■ **Work to complete**:
1. According to the Ricgraph release notes, what is now used for the value field of organizations?
2. Extend the Ricgraph release notes past their final line.

■ **Page excerpt**:
****
The following improvements have been made to Ricgraph.
Ricgraph explorer:
- If you have harvested from more than one source, it may be possible that a record which you've harvested from _system 2_ (say, _ORCID 1234_ for Alice), may already be in Ricgraph because it was also present in _system 1_. This is perfectly fine behaviour. This _ORCID_ record will not be inserted twice, because it is already present. The only modification will be that _system 2_ is added to the __source_ list of the _ORCID_ record of Alice. In this new release, Ricgraph explorer has an option to create a table that shows the overlap in harvests from different source systems. You do a query in Ricgraph (e.g. show all _ORCID_ nodes), and then you choose to show a table that summarizes the number of _ORCID_ nodes which were only found in one source, and which were found in multiple sources. Another table gives a detailed overview how many nodes originate from which different source systems. Then, you can drill down by clicking on a number in one of these two tables to find the nodes corresponding to that number. In the example _ORCID_ node of Alice, the first table will tell you that there is 1 node found in multiple sources, and the second table will tell you that this node originated from _system 1_ and _system 2_ by showing a "1" in row and column representing these systems. Another use of this table is that you e.g. find Alices node, and then the tables will show which of the nodes connected to Alice (e.g. her journal articles or software packages) are unique to only one source system, and which nodes originate from multiple sources.
Ricgraph:
- Now there are global research output type names defined in _ricgraph.py_, such als _journal article_ or _software_. Each harvest script has a mapping table that translates the name used in that source (e.g. _article_) to the name which is used in Ricgraph (_journal article_). The advantage of this is that there is one place where all research output type names are defined, and that there is only one way how they show up in Ricgraph.
Harvest scripts:
- Modifications for the mapping table for research output type names.
- For organizations, now their names are used for the _value_ field, so you can search for an organization name. Previously, Ricgraph used identifiers, such as local Pure UUIDs or RORs. Although the latter might be preferred, I changed this because there do not seem to be generally used organization identifiers yet for sub organizations (for e.g. faculties or departments of a university).
****
■ **Provided information**:
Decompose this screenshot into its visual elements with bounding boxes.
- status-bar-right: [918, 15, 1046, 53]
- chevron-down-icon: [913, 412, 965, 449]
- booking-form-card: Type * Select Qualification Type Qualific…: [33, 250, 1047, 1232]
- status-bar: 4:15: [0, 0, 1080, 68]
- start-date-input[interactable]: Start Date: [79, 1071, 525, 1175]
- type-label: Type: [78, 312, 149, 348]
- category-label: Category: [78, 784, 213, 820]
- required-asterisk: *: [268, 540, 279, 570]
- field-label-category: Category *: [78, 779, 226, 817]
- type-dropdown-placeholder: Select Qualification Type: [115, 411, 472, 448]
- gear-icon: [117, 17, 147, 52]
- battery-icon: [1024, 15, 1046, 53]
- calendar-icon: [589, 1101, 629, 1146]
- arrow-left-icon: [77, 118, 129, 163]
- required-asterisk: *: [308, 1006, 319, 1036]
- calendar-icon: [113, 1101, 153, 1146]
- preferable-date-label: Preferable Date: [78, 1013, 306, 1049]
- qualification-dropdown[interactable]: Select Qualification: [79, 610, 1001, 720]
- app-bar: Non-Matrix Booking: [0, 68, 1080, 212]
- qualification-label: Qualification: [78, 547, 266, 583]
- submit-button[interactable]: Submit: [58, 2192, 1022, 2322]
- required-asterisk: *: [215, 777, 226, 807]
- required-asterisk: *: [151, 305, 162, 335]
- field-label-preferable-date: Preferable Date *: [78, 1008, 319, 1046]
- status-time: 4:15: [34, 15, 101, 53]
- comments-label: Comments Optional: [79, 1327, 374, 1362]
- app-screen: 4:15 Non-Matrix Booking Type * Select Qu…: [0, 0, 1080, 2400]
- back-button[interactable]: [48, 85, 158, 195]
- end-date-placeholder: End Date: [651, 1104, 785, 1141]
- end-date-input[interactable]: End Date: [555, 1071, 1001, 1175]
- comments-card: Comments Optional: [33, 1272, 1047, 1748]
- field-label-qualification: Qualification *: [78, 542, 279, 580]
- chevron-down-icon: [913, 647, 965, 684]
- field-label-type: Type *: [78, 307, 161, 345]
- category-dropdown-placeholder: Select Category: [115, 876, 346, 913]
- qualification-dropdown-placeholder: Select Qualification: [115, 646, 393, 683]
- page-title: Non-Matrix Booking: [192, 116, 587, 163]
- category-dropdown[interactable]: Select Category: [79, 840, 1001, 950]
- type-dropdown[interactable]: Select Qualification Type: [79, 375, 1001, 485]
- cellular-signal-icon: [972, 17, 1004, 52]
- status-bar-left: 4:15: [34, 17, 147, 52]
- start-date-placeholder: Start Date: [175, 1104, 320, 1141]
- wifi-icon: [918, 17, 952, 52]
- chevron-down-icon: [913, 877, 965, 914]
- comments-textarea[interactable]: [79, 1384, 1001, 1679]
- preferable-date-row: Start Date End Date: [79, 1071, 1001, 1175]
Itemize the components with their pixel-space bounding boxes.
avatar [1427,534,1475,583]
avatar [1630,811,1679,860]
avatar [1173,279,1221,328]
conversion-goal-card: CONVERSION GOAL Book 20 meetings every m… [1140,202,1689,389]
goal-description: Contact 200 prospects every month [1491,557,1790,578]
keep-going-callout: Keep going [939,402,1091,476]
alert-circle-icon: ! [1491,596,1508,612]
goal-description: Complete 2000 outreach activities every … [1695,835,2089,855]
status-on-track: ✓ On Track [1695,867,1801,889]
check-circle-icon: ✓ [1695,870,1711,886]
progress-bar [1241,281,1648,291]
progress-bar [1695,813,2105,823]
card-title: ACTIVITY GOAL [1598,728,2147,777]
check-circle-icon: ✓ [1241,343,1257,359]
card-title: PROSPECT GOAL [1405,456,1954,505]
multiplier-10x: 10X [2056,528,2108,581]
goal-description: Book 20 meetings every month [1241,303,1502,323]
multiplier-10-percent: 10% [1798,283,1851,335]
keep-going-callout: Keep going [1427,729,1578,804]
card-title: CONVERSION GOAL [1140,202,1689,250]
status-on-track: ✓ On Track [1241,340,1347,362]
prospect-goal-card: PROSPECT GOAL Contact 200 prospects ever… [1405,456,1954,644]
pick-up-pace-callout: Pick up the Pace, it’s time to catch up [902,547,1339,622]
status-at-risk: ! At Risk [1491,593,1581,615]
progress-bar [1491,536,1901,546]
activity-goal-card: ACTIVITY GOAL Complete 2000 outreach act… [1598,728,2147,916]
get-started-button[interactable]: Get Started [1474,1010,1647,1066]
****
■ **Exercise responses**:
1. Organization names are now used.

2.
- Pure harvesting: suppose Alice works for University X, Faculty Y, and Department Z. Previously this hierarchy was represented in Ricgraph. Now, each of the (sub) organizations a person works for, are directly connected to the _person-root_ node of this person. In the example with Alice, the node for University X is connected to the _person-root_ node of Alice, as are the nodes for Faculty Y and Department Z. This has the advantage that you are able to select e.g. University X, and find the persons working for this university, or that you can select e.g. Faculty Y, and find the persons involved with that faculty, etc.
- Pure harvesting: if a person works for multiple (sub) organizations, this person will be connected to all of these (sub) organizations. Previously a person was only connected to one (sub) organization.
- The batch harvesting script _batch_harvest.py_ now has some error checking. Also, you can have this script modify your graph specific for your organization. For example, for Utrecht University, in the Pure harvest we find organization name _University: Universiteit Utrecht_, while this same organization is called _Utrecht University_ in OpenAlex. In the batch script we change the name from the former to the latter, so that records harvested from OpenAlex will be mapped to the same organization as records harvested from Pure. This ensures a more concise graph.